Records contained in a dataset:
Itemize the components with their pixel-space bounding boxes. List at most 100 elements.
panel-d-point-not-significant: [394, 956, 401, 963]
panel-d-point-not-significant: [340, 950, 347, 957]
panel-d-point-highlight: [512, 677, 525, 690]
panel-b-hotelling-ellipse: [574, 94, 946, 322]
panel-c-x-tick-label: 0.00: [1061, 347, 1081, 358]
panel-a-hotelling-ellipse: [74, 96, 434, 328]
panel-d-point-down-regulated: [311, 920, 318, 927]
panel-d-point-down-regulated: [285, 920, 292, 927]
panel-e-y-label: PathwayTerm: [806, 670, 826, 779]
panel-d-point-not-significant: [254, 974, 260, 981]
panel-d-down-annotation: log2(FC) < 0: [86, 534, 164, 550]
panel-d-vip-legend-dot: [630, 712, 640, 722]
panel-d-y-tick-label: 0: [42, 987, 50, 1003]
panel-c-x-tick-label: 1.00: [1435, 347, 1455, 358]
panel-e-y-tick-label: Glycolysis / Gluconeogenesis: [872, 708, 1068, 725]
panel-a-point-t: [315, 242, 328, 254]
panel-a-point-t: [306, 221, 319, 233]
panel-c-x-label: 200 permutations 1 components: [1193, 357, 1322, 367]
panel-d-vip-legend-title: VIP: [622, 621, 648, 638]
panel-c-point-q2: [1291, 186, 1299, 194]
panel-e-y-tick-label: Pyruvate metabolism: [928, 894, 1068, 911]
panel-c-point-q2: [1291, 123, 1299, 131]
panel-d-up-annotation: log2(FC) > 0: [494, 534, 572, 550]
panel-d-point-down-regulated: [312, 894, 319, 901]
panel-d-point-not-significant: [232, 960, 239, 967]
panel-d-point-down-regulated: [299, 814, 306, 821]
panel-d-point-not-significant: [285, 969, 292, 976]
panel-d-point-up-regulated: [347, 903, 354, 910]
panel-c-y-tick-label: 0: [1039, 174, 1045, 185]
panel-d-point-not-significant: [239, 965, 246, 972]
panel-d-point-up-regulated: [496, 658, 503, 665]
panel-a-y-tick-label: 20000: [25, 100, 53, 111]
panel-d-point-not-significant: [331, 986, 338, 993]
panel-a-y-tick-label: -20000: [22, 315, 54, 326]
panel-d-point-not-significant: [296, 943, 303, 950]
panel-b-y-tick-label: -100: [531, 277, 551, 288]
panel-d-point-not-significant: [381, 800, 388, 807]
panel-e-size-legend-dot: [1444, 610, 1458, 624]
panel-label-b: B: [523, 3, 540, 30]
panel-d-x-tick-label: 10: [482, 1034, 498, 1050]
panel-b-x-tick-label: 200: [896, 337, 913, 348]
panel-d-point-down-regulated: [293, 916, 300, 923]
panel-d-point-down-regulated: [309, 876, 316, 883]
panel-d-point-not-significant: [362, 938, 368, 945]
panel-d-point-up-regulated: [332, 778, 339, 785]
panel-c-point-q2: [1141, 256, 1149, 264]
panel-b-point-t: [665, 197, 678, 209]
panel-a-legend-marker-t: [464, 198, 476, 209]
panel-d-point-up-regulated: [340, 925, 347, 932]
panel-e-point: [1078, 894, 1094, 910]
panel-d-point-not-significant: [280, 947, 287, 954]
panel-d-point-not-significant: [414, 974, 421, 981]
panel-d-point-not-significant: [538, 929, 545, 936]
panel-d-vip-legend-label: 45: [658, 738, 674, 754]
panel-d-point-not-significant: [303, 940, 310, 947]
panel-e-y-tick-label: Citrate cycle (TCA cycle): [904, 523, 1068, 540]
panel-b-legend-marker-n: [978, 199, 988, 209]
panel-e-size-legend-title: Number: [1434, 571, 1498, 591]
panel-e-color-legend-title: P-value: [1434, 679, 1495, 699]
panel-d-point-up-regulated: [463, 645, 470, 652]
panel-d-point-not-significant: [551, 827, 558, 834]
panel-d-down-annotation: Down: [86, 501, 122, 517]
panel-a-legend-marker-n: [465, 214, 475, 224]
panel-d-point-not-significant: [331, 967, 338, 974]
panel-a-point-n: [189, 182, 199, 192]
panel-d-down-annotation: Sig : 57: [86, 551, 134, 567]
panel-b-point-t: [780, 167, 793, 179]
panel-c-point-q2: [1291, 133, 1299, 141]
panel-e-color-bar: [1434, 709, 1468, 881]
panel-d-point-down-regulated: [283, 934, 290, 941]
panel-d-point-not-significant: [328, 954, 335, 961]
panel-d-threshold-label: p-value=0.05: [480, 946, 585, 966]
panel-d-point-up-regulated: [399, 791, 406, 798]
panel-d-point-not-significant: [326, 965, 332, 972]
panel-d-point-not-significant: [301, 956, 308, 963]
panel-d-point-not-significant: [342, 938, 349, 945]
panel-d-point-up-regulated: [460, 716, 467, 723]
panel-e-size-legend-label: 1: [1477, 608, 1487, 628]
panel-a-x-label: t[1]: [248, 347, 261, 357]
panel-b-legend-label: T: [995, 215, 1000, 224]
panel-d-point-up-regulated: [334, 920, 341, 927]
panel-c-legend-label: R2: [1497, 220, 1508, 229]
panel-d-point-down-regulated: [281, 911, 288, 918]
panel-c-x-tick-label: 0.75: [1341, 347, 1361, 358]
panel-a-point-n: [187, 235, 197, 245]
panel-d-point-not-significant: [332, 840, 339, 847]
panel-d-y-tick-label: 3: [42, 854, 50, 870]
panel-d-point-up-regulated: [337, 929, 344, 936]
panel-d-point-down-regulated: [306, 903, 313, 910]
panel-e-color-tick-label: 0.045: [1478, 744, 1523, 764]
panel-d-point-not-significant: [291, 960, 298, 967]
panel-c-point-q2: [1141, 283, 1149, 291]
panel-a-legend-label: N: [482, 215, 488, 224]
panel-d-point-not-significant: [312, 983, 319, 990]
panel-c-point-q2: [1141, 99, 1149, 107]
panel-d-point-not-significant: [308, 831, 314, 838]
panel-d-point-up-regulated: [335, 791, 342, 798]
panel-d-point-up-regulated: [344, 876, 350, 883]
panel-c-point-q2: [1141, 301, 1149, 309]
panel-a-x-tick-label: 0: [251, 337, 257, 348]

Directions for this task
Among the entries, find each line that includes the string "size" and copy it.

Finished task
panel-e-size-legend-dot: [1444, 610, 1458, 624]
panel-e-size-legend-title: Number: [1434, 571, 1498, 591]
panel-e-size-legend-label: 1: [1477, 608, 1487, 628]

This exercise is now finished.